Stored data entries
- - -
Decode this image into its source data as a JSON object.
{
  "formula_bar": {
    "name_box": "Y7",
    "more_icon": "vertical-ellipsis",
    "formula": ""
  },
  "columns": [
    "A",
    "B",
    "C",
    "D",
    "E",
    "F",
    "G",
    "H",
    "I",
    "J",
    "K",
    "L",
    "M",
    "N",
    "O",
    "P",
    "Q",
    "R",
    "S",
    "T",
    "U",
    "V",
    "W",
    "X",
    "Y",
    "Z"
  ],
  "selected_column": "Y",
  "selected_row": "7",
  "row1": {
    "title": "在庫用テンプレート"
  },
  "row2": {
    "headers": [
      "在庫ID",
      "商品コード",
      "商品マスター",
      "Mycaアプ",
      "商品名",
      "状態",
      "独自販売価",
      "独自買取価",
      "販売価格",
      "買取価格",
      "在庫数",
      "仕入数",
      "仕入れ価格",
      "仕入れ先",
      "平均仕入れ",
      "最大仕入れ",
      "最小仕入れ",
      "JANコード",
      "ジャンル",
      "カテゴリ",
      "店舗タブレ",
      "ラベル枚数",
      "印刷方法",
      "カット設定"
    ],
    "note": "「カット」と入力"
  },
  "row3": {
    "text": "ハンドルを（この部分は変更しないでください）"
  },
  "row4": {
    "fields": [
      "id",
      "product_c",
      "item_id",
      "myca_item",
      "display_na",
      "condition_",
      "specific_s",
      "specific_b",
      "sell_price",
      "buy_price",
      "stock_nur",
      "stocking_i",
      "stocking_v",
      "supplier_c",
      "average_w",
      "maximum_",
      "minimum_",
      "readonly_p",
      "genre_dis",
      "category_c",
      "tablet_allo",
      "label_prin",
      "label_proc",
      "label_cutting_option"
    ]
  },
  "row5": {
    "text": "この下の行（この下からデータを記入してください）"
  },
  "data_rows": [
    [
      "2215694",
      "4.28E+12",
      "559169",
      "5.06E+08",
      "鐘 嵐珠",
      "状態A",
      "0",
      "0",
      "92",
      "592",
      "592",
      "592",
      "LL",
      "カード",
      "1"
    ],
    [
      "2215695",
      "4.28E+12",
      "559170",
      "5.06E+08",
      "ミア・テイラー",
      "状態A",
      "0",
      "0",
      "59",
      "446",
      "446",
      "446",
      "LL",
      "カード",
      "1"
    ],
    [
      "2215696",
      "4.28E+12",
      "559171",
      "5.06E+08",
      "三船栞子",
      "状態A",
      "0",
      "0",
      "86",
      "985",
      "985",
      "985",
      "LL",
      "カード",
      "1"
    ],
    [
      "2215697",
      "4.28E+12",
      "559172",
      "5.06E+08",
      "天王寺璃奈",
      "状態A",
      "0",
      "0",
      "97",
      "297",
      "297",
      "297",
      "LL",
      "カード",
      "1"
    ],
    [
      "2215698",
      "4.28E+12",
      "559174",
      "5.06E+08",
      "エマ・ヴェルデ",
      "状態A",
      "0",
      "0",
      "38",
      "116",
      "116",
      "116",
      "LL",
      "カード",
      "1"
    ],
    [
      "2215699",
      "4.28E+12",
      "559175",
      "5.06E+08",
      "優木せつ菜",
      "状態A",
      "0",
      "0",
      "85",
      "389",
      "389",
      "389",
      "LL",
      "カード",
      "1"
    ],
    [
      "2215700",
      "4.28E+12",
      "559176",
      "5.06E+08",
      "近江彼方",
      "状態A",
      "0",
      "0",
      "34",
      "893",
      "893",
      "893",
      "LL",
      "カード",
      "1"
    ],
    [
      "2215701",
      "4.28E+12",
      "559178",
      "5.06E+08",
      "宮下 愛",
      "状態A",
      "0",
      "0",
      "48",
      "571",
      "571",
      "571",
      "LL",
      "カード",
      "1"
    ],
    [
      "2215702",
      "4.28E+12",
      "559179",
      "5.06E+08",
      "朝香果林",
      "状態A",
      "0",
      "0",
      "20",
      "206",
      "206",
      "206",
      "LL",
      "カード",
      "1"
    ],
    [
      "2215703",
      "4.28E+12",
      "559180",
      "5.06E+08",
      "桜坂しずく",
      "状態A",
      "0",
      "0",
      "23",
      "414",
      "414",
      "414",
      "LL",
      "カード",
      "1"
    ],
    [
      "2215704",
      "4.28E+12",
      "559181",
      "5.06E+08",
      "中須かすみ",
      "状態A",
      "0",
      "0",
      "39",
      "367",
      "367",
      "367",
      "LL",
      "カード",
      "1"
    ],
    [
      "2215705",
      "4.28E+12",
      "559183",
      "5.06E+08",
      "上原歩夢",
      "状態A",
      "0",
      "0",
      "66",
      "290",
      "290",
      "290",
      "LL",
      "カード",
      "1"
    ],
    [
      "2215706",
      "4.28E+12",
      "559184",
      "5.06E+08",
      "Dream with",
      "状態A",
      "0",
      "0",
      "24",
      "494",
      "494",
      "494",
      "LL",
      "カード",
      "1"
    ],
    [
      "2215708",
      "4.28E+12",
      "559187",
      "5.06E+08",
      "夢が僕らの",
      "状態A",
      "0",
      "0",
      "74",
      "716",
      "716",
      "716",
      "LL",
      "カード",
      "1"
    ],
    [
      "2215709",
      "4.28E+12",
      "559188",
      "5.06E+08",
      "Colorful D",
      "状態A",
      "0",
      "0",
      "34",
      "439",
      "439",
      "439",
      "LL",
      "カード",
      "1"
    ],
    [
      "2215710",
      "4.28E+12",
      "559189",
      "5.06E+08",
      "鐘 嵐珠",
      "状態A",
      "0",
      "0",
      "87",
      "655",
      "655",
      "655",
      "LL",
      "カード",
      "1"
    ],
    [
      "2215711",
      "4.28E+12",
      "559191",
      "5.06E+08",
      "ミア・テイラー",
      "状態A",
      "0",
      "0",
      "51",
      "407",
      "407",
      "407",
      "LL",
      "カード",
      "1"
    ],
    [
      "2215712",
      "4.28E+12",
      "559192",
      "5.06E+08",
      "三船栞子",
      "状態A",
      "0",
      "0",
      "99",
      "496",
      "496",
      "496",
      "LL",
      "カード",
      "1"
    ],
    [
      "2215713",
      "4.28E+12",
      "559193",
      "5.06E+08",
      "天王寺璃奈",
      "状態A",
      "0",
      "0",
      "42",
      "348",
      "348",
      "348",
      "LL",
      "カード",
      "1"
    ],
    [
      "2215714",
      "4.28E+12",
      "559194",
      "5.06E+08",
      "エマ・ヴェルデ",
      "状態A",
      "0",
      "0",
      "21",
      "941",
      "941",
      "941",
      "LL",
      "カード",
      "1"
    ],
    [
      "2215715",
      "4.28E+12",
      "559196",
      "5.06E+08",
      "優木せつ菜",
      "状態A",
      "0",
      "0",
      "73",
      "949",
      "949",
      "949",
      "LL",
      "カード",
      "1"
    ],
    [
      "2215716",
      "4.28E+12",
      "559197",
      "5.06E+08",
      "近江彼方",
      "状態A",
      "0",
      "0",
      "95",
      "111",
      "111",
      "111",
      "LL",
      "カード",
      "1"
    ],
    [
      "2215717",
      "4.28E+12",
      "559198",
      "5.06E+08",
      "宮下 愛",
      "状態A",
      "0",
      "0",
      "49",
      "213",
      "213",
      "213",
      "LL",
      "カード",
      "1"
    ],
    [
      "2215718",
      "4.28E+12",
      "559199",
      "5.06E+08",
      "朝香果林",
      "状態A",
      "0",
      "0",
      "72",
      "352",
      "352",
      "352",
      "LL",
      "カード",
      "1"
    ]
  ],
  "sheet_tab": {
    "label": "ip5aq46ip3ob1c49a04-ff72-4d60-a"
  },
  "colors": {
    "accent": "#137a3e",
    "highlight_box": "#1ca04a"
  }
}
- - -
Nothing in the data may differ; print all of it exactly as written.

Decode this image into its source data as a JSON object.
{
  "formula_bar": {
    "name_box": "Y7",
    "more_icon": "vertical-ellipsis",
    "formula": ""
  },
  "columns": [
    "A",
    "B",
    "C",
    "D",
    "E",
    "F",
    "G",
    "H",
    "I",
    "J",
    "K",
    "L",
    "M",
    "N",
    "O",
    "P",
    "Q",
    "R",
    "S",
    "T",
    "U",
    "V",
    "W",
    "X",
    "Y",
    "Z"
  ],
  "selected_column": "Y",
  "selected_row": "7",
  "row1": {
    "title": "在庫用テンプレート"
  },
  "row2": {
    "headers": [
      "在庫ID",
      "商品コード",
      "商品マスター",
      "Mycaアプ",
      "商品名",
      "状態",
      "独自販売価",
      "独自買取価",
      "販売価格",
      "買取価格",
      "在庫数",
      "仕入数",
      "仕入れ価格",
      "仕入れ先",
      "平均仕入れ",
      "最大仕入れ",
      "最小仕入れ",
      "JANコード",
      "ジャンル",
      "カテゴリ",
      "店舗タブレ",
      "ラベル枚数",
      "印刷方法",
      "カット設定"
    ],
    "note": "「カット」と入力"
  },
  "row3": {
    "text": "ハンドルを（この部分は変更しないでください）"
  },
  "row4": {
    "fields": [
      "id",
      "product_c",
      "item_id",
      "myca_item",
      "display_na",
      "condition_",
      "specific_s",
      "specific_b",
      "sell_price",
      "buy_price",
      "stock_nur",
      "stocking_i",
      "stocking_v",
      "supplier_c",
      "average_w",
      "maximum_",
      "minimum_",
      "readonly_p",
      "genre_dis",
      "category_c",
      "tablet_allo",
      "label_prin",
      "label_proc",
      "label_cutting_option"
    ]
  },
  "row5": {
    "text": "この下の行（この下からデータを記入してください）"
  },
  "data_rows": [
    [
      "2215694",
      "4.28E+12",
      "559169",
      "5.06E+08",
      "鐘 嵐珠",
      "状態A",
      "0",
      "0",
      "92",
      "592",
      "592",
      "592",
      "LL",
      "カード",
      "1"
    ],
    [
      "2215695",
      "4.28E+12",
      "559170",
      "5.06E+08",
      "ミア・テイラー",
      "状態A",
      "0",
      "0",
      "59",
      "446",
      "446",
      "446",
      "LL",
      "カード",
      "1"
    ],
    [
      "2215696",
      "4.28E+12",
      "559171",
      "5.06E+08",
      "三船栞子",
      "状態A",
      "0",
      "0",
      "86",
      "985",
      "985",
      "985",
      "LL",
      "カード",
      "1"
    ],
    [
      "2215697",
      "4.28E+12",
      "559172",
      "5.06E+08",
      "天王寺璃奈",
      "状態A",
      "0",
      "0",
      "97",
      "297",
      "297",
      "297",
      "LL",
      "カード",
      "1"
    ],
    [
      "2215698",
      "4.28E+12",
      "559174",
      "5.06E+08",
      "エマ・ヴェルデ",
      "状態A",
      "0",
      "0",
      "38",
      "116",
      "116",
      "116",
      "LL",
      "カード",
      "1"
    ],
    [
      "2215699",
      "4.28E+12",
      "559175",
      "5.06E+08",
      "優木せつ菜",
      "状態A",
      "0",
      "0",
      "85",
      "389",
      "389",
      "389",
      "LL",
      "カード",
      "1"
    ],
    [
      "2215700",
      "4.28E+12",
      "559176",
      "5.06E+08",
      "近江彼方",
      "状態A",
      "0",
      "0",
      "34",
      "893",
      "893",
      "893",
      "LL",
      "カード",
      "1"
    ],
    [
      "2215701",
      "4.28E+12",
      "559178",
      "5.06E+08",
      "宮下 愛",
      "状態A",
      "0",
      "0",
      "48",
      "571",
      "571",
      "571",
      "LL",
      "カード",
      "1"
    ],
    [
      "2215702",
      "4.28E+12",
      "559179",
      "5.06E+08",
      "朝香果林",
      "状態A",
      "0",
      "0",
      "20",
      "206",
      "206",
      "206",
      "LL",
      "カード",
      "1"
    ],
    [
      "2215703",
      "4.28E+12",
      "559180",
      "5.06E+08",
      "桜坂しずく",
      "状態A",
      "0",
      "0",
      "23",
      "414",
      "414",
      "414",
      "LL",
      "カード",
      "1"
    ],
    [
      "2215704",
      "4.28E+12",
      "559181",
      "5.06E+08",
      "中須かすみ",
      "状態A",
      "0",
      "0",
      "39",
      "367",
      "367",
      "367",
      "LL",
      "カード",
      "1"
    ],
    [
      "2215705",
      "4.28E+12",
      "559183",
      "5.06E+08",
      "上原歩夢",
      "状態A",
      "0",
      "0",
      "66",
      "290",
      "290",
      "290",
      "LL",
      "カード",
      "1"
    ],
    [
      "2215706",
      "4.28E+12",
      "559184",
      "5.06E+08",
      "Dream with",
      "状態A",
      "0",
      "0",
      "24",
      "494",
      "494",
      "494",
      "LL",
      "カード",
      "1"
    ],
    [
      "2215708",
      "4.28E+12",
      "559187",
      "5.06E+08",
      "夢が僕らの",
      "状態A",
      "0",
      "0",
      "74",
      "716",
      "716",
      "716",
      "LL",
      "カード",
      "1"
    ],
    [
      "2215709",
      "4.28E+12",
      "559188",
      "5.06E+08",
      "Colorful D",
      "状態A",
      "0",
      "0",
      "34",
      "439",
      "439",
      "439",
      "LL",
      "カード",
      "1"
    ],
    [
      "2215710",
      "4.28E+12",
      "559189",
      "5.06E+08",
      "鐘 嵐珠",
      "状態A",
      "0",
      "0",
      "87",
      "655",
      "655",
      "655",
      "LL",
      "カード",
      "1"
    ],
    [
      "2215711",
      "4.28E+12",
      "559191",
      "5.06E+08",
      "ミア・テイラー",
      "状態A",
      "0",
      "0",
      "51",
      "407",
      "407",
      "407",
      "LL",
      "カード",
      "1"
    ],
    [
      "2215712",
      "4.28E+12",
      "559192",
      "5.06E+08",
      "三船栞子",
      "状態A",
      "0",
      "0",
      "99",
      "496",
      "496",
      "496",
      "LL",
      "カード",
      "1"
    ],
    [
      "2215713",
      "4.28E+12",
      "559193",
      "5.06E+08",
      "天王寺璃奈",
      "状態A",
      "0",
      "0",
      "42",
      "348",
      "348",
      "348",
      "LL",
      "カード",
      "1"
    ],
    [
      "2215714",
      "4.28E+12",
      "559194",
      "5.06E+08",
      "エマ・ヴェルデ",
      "状態A",
      "0",
      "0",
      "21",
      "941",
      "941",
      "941",
      "LL",
      "カード",
      "1"
    ],
    [
      "2215715",
      "4.28E+12",
      "559196",
      "5.06E+08",
      "優木せつ菜",
      "状態A",
      "0",
      "0",
      "73",
      "949",
      "949",
      "949",
      "LL",
      "カード",
      "1"
    ],
    [
      "2215716",
      "4.28E+12",
      "559197",
      "5.06E+08",
      "近江彼方",
      "状態A",
      "0",
      "0",
      "95",
      "111",
      "111",
      "111",
      "LL",
      "カード",
      "1"
    ],
    [
      "2215717",
      "4.28E+12",
      "559198",
      "5.06E+08",
      "宮下 愛",
      "状態A",
      "0",
      "0",
      "49",
      "213",
      "213",
      "213",
      "LL",
      "カード",
      "1"
    ],
    [
      "2215718",
      "4.28E+12",
      "559199",
      "5.06E+08",
      "朝香果林",
      "状態A",
      "0",
      "0",
      "72",
      "352",
      "352",
      "352",
      "LL",
      "カード",
      "1"
    ]
  ],
  "sheet_tab": {
    "label": "ip5aq46ip3ob1c49a04-ff72-4d60-a"
  },
  "colors": {
    "accent": "#137a3e",
    "highlight_box": "#1ca04a"
  }
}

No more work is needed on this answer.